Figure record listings
^^^^^^^^

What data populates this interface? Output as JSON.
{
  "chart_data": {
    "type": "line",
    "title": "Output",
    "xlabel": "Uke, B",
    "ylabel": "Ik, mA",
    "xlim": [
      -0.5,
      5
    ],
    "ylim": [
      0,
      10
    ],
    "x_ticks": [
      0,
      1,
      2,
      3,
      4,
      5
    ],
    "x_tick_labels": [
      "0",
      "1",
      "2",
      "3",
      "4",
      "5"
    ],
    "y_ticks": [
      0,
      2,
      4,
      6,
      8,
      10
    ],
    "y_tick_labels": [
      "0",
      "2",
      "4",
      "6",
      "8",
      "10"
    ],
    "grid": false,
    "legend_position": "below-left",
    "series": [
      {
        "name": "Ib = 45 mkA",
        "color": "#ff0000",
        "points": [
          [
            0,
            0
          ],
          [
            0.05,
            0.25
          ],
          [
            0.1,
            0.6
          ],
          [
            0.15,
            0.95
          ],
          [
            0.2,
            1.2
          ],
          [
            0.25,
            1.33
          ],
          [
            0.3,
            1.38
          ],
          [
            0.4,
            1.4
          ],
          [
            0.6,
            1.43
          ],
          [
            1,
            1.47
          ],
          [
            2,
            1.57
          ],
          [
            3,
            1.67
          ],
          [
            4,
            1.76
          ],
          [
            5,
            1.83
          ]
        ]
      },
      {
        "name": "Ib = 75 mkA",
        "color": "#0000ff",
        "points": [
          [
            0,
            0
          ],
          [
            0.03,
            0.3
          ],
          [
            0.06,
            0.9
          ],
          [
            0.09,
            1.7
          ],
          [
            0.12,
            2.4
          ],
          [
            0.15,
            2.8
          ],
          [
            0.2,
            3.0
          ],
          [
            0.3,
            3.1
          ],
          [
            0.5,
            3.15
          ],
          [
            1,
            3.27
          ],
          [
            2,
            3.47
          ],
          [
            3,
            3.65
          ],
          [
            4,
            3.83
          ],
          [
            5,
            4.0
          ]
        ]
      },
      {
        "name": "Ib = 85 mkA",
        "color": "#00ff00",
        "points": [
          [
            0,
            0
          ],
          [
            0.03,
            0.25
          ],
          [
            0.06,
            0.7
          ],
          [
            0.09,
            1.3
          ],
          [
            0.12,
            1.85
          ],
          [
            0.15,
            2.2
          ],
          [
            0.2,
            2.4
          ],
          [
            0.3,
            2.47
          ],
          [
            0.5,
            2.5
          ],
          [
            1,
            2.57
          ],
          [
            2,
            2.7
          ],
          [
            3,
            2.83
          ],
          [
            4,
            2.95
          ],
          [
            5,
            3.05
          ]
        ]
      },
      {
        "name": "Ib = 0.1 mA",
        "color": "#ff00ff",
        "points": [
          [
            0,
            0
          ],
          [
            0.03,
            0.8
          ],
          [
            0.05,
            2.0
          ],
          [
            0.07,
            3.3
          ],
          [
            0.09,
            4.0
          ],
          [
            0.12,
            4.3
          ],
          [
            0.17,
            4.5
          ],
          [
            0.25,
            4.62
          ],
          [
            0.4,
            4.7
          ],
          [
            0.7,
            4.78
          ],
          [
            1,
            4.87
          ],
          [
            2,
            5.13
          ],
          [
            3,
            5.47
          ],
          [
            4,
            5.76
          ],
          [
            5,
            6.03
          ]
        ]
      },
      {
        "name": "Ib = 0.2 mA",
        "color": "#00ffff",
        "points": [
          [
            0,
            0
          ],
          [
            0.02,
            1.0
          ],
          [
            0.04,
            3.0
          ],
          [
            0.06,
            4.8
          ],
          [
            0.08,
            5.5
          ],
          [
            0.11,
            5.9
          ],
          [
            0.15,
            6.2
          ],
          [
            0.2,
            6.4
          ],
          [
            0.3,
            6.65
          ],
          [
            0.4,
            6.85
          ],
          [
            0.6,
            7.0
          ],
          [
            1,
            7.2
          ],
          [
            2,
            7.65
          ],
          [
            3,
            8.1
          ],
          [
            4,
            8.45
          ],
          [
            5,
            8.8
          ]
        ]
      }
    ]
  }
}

^^^^^^^^

Only lines holding the string "name" are wanted; gather each one from the entries above.

        "name": "Ib = 45 mkA",
        "name": "Ib = 75 mkA",
        "name": "Ib = 85 mkA",
        "name": "Ib = 0.1 mA",
        "name": "Ib = 0.2 mA",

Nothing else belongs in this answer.